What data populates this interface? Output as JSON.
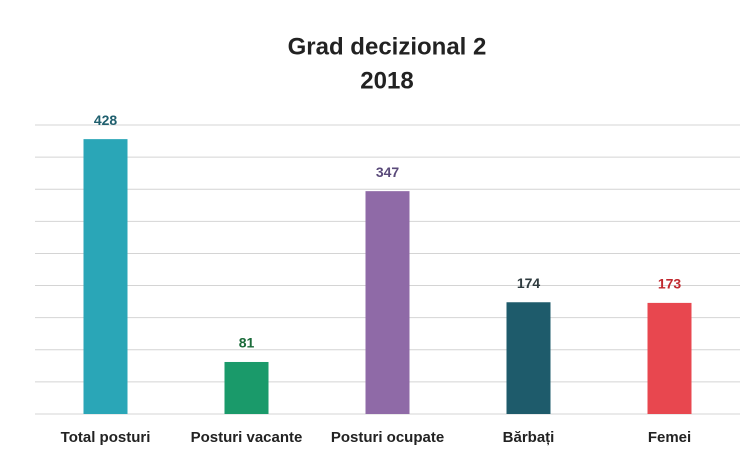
{
  "chart_data": {
    "type": "bar",
    "title": "Grad decizional 2",
    "subtitle": "2018",
    "categories": [
      "Total posturi",
      "Posturi vacante",
      "Posturi ocupate",
      "Bărbați",
      "Femei"
    ],
    "values": [
      428,
      81,
      347,
      174,
      173
    ],
    "colors": [
      "#2aa6b7",
      "#1a9a6a",
      "#8f6aa7",
      "#1e5b6b",
      "#e8474f"
    ],
    "label_colors": [
      "#1f5f6e",
      "#1b6b3a",
      "#5a4a7a",
      "#2f3b3f",
      "#c0282e"
    ],
    "ylim": [
      0,
      450
    ],
    "yticks": [
      0,
      50,
      100,
      150,
      200,
      250,
      300,
      350,
      400,
      450
    ],
    "grid": true
  }
}
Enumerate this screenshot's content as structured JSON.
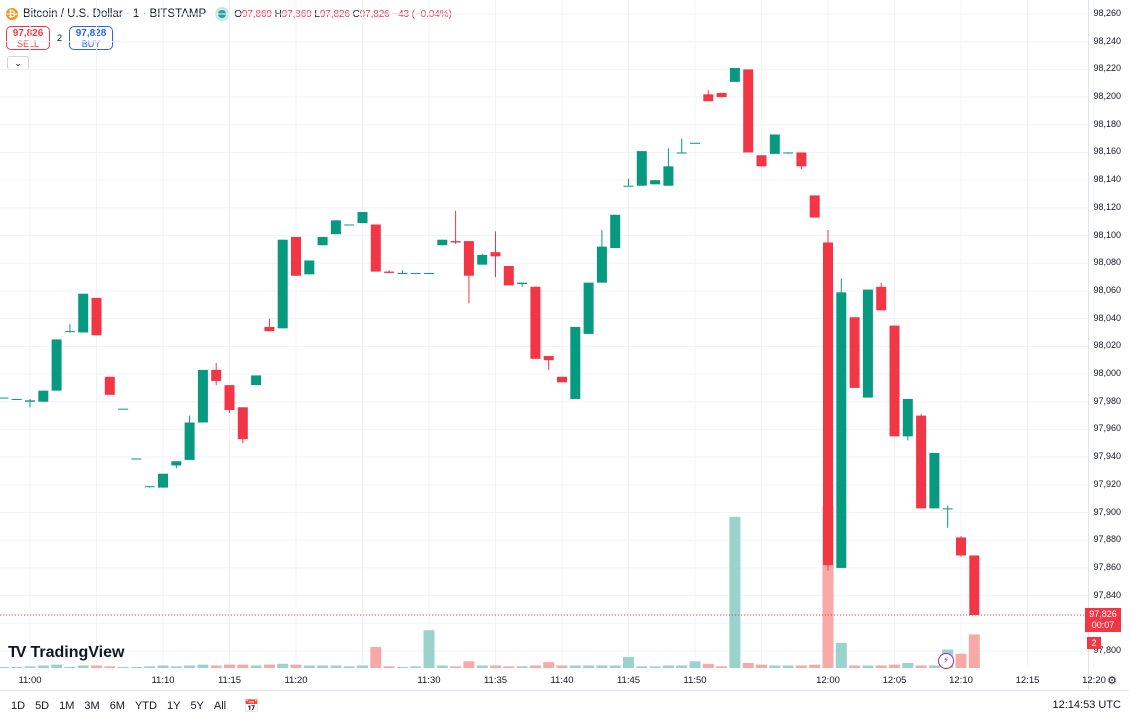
{
  "header": {
    "symbol": "Bitcoin / U.S. Dollar · 1 · BITSTAMP",
    "btc_icon": "₿",
    "open_key": "O",
    "open": "97,869",
    "high_key": "H",
    "high": "97,869",
    "low_key": "L",
    "low": "97,826",
    "close_key": "C",
    "close": "97,826",
    "change": "−43 (−0.04%)"
  },
  "trade": {
    "sell_price": "97,826",
    "sell_label": "SELL",
    "spread": "2",
    "buy_price": "97,828",
    "buy_label": "BUY",
    "collapse_icon": "⌄"
  },
  "branding": {
    "logo_mark": "TV",
    "logo_text": "TradingView"
  },
  "price_axis": {
    "current_price": "97,826",
    "countdown": "00:07",
    "volume_badge": "2"
  },
  "bottom_bar": {
    "ranges": [
      "1D",
      "5D",
      "1M",
      "3M",
      "6M",
      "YTD",
      "1Y",
      "5Y",
      "All"
    ],
    "calendar_icon": "📅",
    "time": "12:14:53 UTC",
    "settings_icon": "⚙"
  },
  "colors": {
    "up": "#089981",
    "down": "#f23645",
    "vol_up": "#9ad3cb",
    "vol_down": "#f7a9a8"
  },
  "chart_data": {
    "type": "candlestick",
    "title": "Bitcoin / U.S. Dollar · 1 · BITSTAMP",
    "interval": "1 minute",
    "y_ticks": [
      97800,
      97820,
      97840,
      97860,
      97880,
      97900,
      97920,
      97940,
      97960,
      97980,
      98000,
      98020,
      98040,
      98060,
      98080,
      98100,
      98120,
      98140,
      98160,
      98180,
      98200,
      98220,
      98240,
      98260
    ],
    "y_tick_labels": [
      "97,800",
      "97,820",
      "97,840",
      "97,860",
      "97,880",
      "97,900",
      "97,920",
      "97,940",
      "97,960",
      "97,980",
      "98,000",
      "98,020",
      "98,040",
      "98,060",
      "98,080",
      "98,100",
      "98,120",
      "98,140",
      "98,160",
      "98,180",
      "98,200",
      "98,220",
      "98,240",
      "98,260"
    ],
    "ylim": [
      97791,
      98262
    ],
    "x_ticks": [
      "11:00",
      "11:05",
      "11:10",
      "11:15",
      "11:20",
      "11:25",
      "11:30",
      "11:35",
      "11:40",
      "11:45",
      "11:50",
      "11:55",
      "12:00",
      "12:05",
      "12:10",
      "12:15",
      "12:20"
    ],
    "x_tick_labels": [
      "11:00",
      "",
      "11:10",
      "11:15",
      "11:20",
      "",
      "11:30",
      "11:35",
      "11:40",
      "11:45",
      "11:50",
      "",
      "12:00",
      "12:05",
      "12:10",
      "12:15",
      "12:20"
    ],
    "xlim": [
      "10:58",
      "12:22"
    ],
    "grid": true,
    "current_price": 97826,
    "candles": [
      {
        "t": "10:58",
        "o": 97983,
        "h": 97983,
        "l": 97983,
        "c": 97983,
        "v": 0.1
      },
      {
        "t": "10:59",
        "o": 97982,
        "h": 97982,
        "l": 97982,
        "c": 97982,
        "v": 0.1
      },
      {
        "t": "11:00",
        "o": 97980,
        "h": 97982,
        "l": 97976,
        "c": 97981,
        "v": 0.2
      },
      {
        "t": "11:01",
        "o": 97980,
        "h": 97988,
        "l": 97980,
        "c": 97988,
        "v": 0.3
      },
      {
        "t": "11:02",
        "o": 97988,
        "h": 98025,
        "l": 97988,
        "c": 98025,
        "v": 0.4
      },
      {
        "t": "11:03",
        "o": 98031,
        "h": 98036,
        "l": 98030,
        "c": 98031,
        "v": 0.1
      },
      {
        "t": "11:04",
        "o": 98030,
        "h": 98058,
        "l": 98030,
        "c": 98058,
        "v": 0.3
      },
      {
        "t": "11:05",
        "o": 98055,
        "h": 98055,
        "l": 98028,
        "c": 98028,
        "v": 0.3
      },
      {
        "t": "11:06",
        "o": 97998,
        "h": 97998,
        "l": 97985,
        "c": 97985,
        "v": 0.2
      },
      {
        "t": "11:07",
        "o": 97975,
        "h": 97975,
        "l": 97975,
        "c": 97975,
        "v": 0.1
      },
      {
        "t": "11:08",
        "o": 97939,
        "h": 97939,
        "l": 97939,
        "c": 97939,
        "v": 0.1
      },
      {
        "t": "11:09",
        "o": 97919,
        "h": 97919,
        "l": 97918,
        "c": 97919,
        "v": 0.2
      },
      {
        "t": "11:10",
        "o": 97918,
        "h": 97928,
        "l": 97918,
        "c": 97928,
        "v": 0.3
      },
      {
        "t": "11:11",
        "o": 97934,
        "h": 97937,
        "l": 97932,
        "c": 97937,
        "v": 0.2
      },
      {
        "t": "11:12",
        "o": 97938,
        "h": 97970,
        "l": 97938,
        "c": 97965,
        "v": 0.3
      },
      {
        "t": "11:13",
        "o": 97965,
        "h": 98003,
        "l": 97965,
        "c": 98003,
        "v": 0.4
      },
      {
        "t": "11:14",
        "o": 98003,
        "h": 98008,
        "l": 97992,
        "c": 97995,
        "v": 0.3
      },
      {
        "t": "11:15",
        "o": 97992,
        "h": 97992,
        "l": 97972,
        "c": 97974,
        "v": 0.4
      },
      {
        "t": "11:16",
        "o": 97976,
        "h": 97976,
        "l": 97950,
        "c": 97953,
        "v": 0.4
      },
      {
        "t": "11:17",
        "o": 97992,
        "h": 97999,
        "l": 97992,
        "c": 97999,
        "v": 0.3
      },
      {
        "t": "11:18",
        "o": 98034,
        "h": 98040,
        "l": 98031,
        "c": 98031,
        "v": 0.4
      },
      {
        "t": "11:19",
        "o": 98033,
        "h": 98097,
        "l": 98033,
        "c": 98097,
        "v": 0.5
      },
      {
        "t": "11:20",
        "o": 98099,
        "h": 98099,
        "l": 98071,
        "c": 98071,
        "v": 0.4
      },
      {
        "t": "11:21",
        "o": 98072,
        "h": 98082,
        "l": 98072,
        "c": 98082,
        "v": 0.3
      },
      {
        "t": "11:22",
        "o": 98093,
        "h": 98099,
        "l": 98093,
        "c": 98099,
        "v": 0.3
      },
      {
        "t": "11:23",
        "o": 98101,
        "h": 98111,
        "l": 98101,
        "c": 98111,
        "v": 0.3
      },
      {
        "t": "11:24",
        "o": 98108,
        "h": 98108,
        "l": 98108,
        "c": 98108,
        "v": 0.2
      },
      {
        "t": "11:25",
        "o": 98109,
        "h": 98117,
        "l": 98109,
        "c": 98117,
        "v": 0.3
      },
      {
        "t": "11:26",
        "o": 98108,
        "h": 98108,
        "l": 98074,
        "c": 98074,
        "v": 2.5
      },
      {
        "t": "11:27",
        "o": 98074,
        "h": 98075,
        "l": 98073,
        "c": 98073,
        "v": 0.2
      },
      {
        "t": "11:28",
        "o": 98073,
        "h": 98075,
        "l": 98073,
        "c": 98073,
        "v": 0.1
      },
      {
        "t": "11:29",
        "o": 98073,
        "h": 98073,
        "l": 98073,
        "c": 98073,
        "v": 0.2
      },
      {
        "t": "11:30",
        "o": 98073,
        "h": 98073,
        "l": 98073,
        "c": 98073,
        "v": 4.5
      },
      {
        "t": "11:31",
        "o": 98093,
        "h": 98097,
        "l": 98093,
        "c": 98097,
        "v": 0.3
      },
      {
        "t": "11:32",
        "o": 98096,
        "h": 98118,
        "l": 98094,
        "c": 98095,
        "v": 0.2
      },
      {
        "t": "11:33",
        "o": 98096,
        "h": 98096,
        "l": 98051,
        "c": 98071,
        "v": 0.8
      },
      {
        "t": "11:34",
        "o": 98079,
        "h": 98087,
        "l": 98079,
        "c": 98086,
        "v": 0.3
      },
      {
        "t": "11:35",
        "o": 98088,
        "h": 98103,
        "l": 98070,
        "c": 98085,
        "v": 0.3
      },
      {
        "t": "11:36",
        "o": 98078,
        "h": 98078,
        "l": 98064,
        "c": 98064,
        "v": 0.2
      },
      {
        "t": "11:37",
        "o": 98065,
        "h": 98066,
        "l": 98063,
        "c": 98066,
        "v": 0.2
      },
      {
        "t": "11:38",
        "o": 98063,
        "h": 98063,
        "l": 98011,
        "c": 98011,
        "v": 0.3
      },
      {
        "t": "11:39",
        "o": 98013,
        "h": 98013,
        "l": 98003,
        "c": 98010,
        "v": 0.7
      },
      {
        "t": "11:40",
        "o": 97998,
        "h": 97998,
        "l": 97994,
        "c": 97994,
        "v": 0.3
      },
      {
        "t": "11:41",
        "o": 97982,
        "h": 98034,
        "l": 97982,
        "c": 98034,
        "v": 0.3
      },
      {
        "t": "11:42",
        "o": 98029,
        "h": 98066,
        "l": 98029,
        "c": 98066,
        "v": 0.3
      },
      {
        "t": "11:43",
        "o": 98066,
        "h": 98104,
        "l": 98066,
        "c": 98092,
        "v": 0.3
      },
      {
        "t": "11:44",
        "o": 98091,
        "h": 98115,
        "l": 98091,
        "c": 98115,
        "v": 0.3
      },
      {
        "t": "11:45",
        "o": 98136,
        "h": 98141,
        "l": 98136,
        "c": 98136,
        "v": 1.3
      },
      {
        "t": "11:46",
        "o": 98136,
        "h": 98161,
        "l": 98136,
        "c": 98161,
        "v": 0.2
      },
      {
        "t": "11:47",
        "o": 98137,
        "h": 98140,
        "l": 98137,
        "c": 98140,
        "v": 0.2
      },
      {
        "t": "11:48",
        "o": 98136,
        "h": 98163,
        "l": 98136,
        "c": 98150,
        "v": 0.3
      },
      {
        "t": "11:49",
        "o": 98160,
        "h": 98170,
        "l": 98160,
        "c": 98160,
        "v": 0.3
      },
      {
        "t": "11:50",
        "o": 98167,
        "h": 98167,
        "l": 98167,
        "c": 98167,
        "v": 0.8
      },
      {
        "t": "11:51",
        "o": 98202,
        "h": 98205,
        "l": 98197,
        "c": 98197,
        "v": 0.5
      },
      {
        "t": "11:52",
        "o": 98203,
        "h": 98203,
        "l": 98200,
        "c": 98200,
        "v": 0.2
      },
      {
        "t": "11:53",
        "o": 98211,
        "h": 98221,
        "l": 98211,
        "c": 98221,
        "v": 18.0
      },
      {
        "t": "11:54",
        "o": 98220,
        "h": 98220,
        "l": 98160,
        "c": 98160,
        "v": 0.6
      },
      {
        "t": "11:55",
        "o": 98158,
        "h": 98158,
        "l": 98150,
        "c": 98150,
        "v": 0.4
      },
      {
        "t": "11:56",
        "o": 98159,
        "h": 98173,
        "l": 98159,
        "c": 98173,
        "v": 0.3
      },
      {
        "t": "11:57",
        "o": 98160,
        "h": 98160,
        "l": 98159,
        "c": 98160,
        "v": 0.3
      },
      {
        "t": "11:58",
        "o": 98160,
        "h": 98160,
        "l": 98148,
        "c": 98150,
        "v": 0.3
      },
      {
        "t": "11:59",
        "o": 98129,
        "h": 98129,
        "l": 98113,
        "c": 98113,
        "v": 0.4
      },
      {
        "t": "12:00",
        "o": 98095,
        "h": 98104,
        "l": 97858,
        "c": 97862,
        "v": 19.2
      },
      {
        "t": "12:01",
        "o": 97860,
        "h": 98069,
        "l": 97860,
        "c": 98059,
        "v": 3.0
      },
      {
        "t": "12:02",
        "o": 98041,
        "h": 98041,
        "l": 97990,
        "c": 97990,
        "v": 0.3
      },
      {
        "t": "12:03",
        "o": 97983,
        "h": 98061,
        "l": 97983,
        "c": 98061,
        "v": 0.3
      },
      {
        "t": "12:04",
        "o": 98063,
        "h": 98066,
        "l": 98046,
        "c": 98046,
        "v": 0.3
      },
      {
        "t": "12:05",
        "o": 98035,
        "h": 98035,
        "l": 97955,
        "c": 97955,
        "v": 0.4
      },
      {
        "t": "12:06",
        "o": 97955,
        "h": 97982,
        "l": 97952,
        "c": 97982,
        "v": 0.6
      },
      {
        "t": "12:07",
        "o": 97970,
        "h": 97971,
        "l": 97903,
        "c": 97903,
        "v": 0.3
      },
      {
        "t": "12:08",
        "o": 97903,
        "h": 97943,
        "l": 97903,
        "c": 97943,
        "v": 0.3
      },
      {
        "t": "12:09",
        "o": 97903,
        "h": 97905,
        "l": 97889,
        "c": 97903,
        "v": 2.2
      },
      {
        "t": "12:10",
        "o": 97882,
        "h": 97883,
        "l": 97868,
        "c": 97869,
        "v": 1.7
      },
      {
        "t": "12:11",
        "o": 97869,
        "h": 97869,
        "l": 97826,
        "c": 97826,
        "v": 4.0
      }
    ]
  }
}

**Directive**
Copy out every line of the listing that includes the string "JSON".

**Response below**
What data populates this interface? Output as JSON.
Enumerate this screenshot's content as structured JSON.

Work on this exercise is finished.